## Task instructions
The entries that follow should be written out exactly.

## Supplied entries
◇ ◇ ◇ ◇ ◇ ◇ ◇

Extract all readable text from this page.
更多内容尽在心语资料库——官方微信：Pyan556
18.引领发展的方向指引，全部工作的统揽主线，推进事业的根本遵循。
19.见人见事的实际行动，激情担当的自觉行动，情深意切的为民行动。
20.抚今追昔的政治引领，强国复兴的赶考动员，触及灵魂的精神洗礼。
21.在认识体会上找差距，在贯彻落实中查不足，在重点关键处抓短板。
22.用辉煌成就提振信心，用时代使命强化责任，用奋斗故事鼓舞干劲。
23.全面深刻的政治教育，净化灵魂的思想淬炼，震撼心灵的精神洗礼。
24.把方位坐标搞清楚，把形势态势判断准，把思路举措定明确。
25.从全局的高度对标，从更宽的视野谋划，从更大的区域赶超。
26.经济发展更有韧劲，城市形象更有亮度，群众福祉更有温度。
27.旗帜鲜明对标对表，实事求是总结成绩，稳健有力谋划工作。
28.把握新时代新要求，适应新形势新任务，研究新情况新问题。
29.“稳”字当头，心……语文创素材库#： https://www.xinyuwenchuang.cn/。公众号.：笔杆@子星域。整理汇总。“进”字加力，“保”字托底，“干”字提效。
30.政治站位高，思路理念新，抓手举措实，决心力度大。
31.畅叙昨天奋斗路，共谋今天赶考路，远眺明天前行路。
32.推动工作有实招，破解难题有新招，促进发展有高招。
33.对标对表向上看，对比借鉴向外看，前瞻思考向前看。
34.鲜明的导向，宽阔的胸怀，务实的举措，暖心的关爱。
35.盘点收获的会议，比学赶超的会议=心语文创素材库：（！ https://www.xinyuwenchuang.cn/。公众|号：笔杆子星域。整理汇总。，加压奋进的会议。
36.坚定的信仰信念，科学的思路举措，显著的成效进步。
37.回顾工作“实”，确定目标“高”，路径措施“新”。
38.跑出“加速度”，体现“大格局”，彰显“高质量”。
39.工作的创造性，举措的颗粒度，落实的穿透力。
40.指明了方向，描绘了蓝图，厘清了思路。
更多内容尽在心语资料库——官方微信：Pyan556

◇ ◇ ◇ ◇ ◇ ◇ ◇

## Correct output
Extract all readable text from this page.
更多内容尽在心语资料库——官方微信：Pyan556
18.引领发展的方向指引，全部工作的统揽主线，推进事业的根本遵循。
19.见人见事的实际行动，激情担当的自觉行动，情深意切的为民行动。
20.抚今追昔的政治引领，强国复兴的赶考动员，触及灵魂的精神洗礼。
21.在认识体会上找差距，在贯彻落实中查不足，在重点关键处抓短板。
22.用辉煌成就提振信心，用时代使命强化责任，用奋斗故事鼓舞干劲。
23.全面深刻的政治教育，净化灵魂的思想淬炼，震撼心灵的精神洗礼。
24.把方位坐标搞清楚，把形势态势判断准，把思路举措定明确。
25.从全局的高度对标，从更宽的视野谋划，从更大的区域赶超。
26.经济发展更有韧劲，城市形象更有亮度，群众福祉更有温度。
27.旗帜鲜明对标对表，实事求是总结成绩，稳健有力谋划工作。
28.把握新时代新要求，适应新形势新任务，研究新情况新问题。
29.“稳”字当头，心……语文创素材库#： https://www.xinyuwenchuang.cn/。公众号.：笔杆@子星域。整理汇总。“进”字加力，“保”字托底，“干”字提效。
30.政治站位高，思路理念新，抓手举措实，决心力度大。
31.畅叙昨天奋斗路，共谋今天赶考路，远眺明天前行路。
32.推动工作有实招，破解难题有新招，促进发展有高招。
33.对标对表向上看，对比借鉴向外看，前瞻思考向前看。
34.鲜明的导向，宽阔的胸怀，务实的举措，暖心的关爱。
35.盘点收获的会议，比学赶超的会议=心语文创素材库：（！ https://www.xinyuwenchuang.cn/。公众|号：笔杆子星域。整理汇总。，加压奋进的会议。
36.坚定的信仰信念，科学的思路举措，显著的成效进步。
37.回顾工作“实”，确定目标“高”，路径措施“新”。
38.跑出“加速度”，体现“大格局”，彰显“高质量”。
39.工作的创造性，举措的颗粒度，落实的穿透力。
40.指明了方向，描绘了蓝图，厘清了思路。
更多内容尽在心语资料库——官方微信：Pyan556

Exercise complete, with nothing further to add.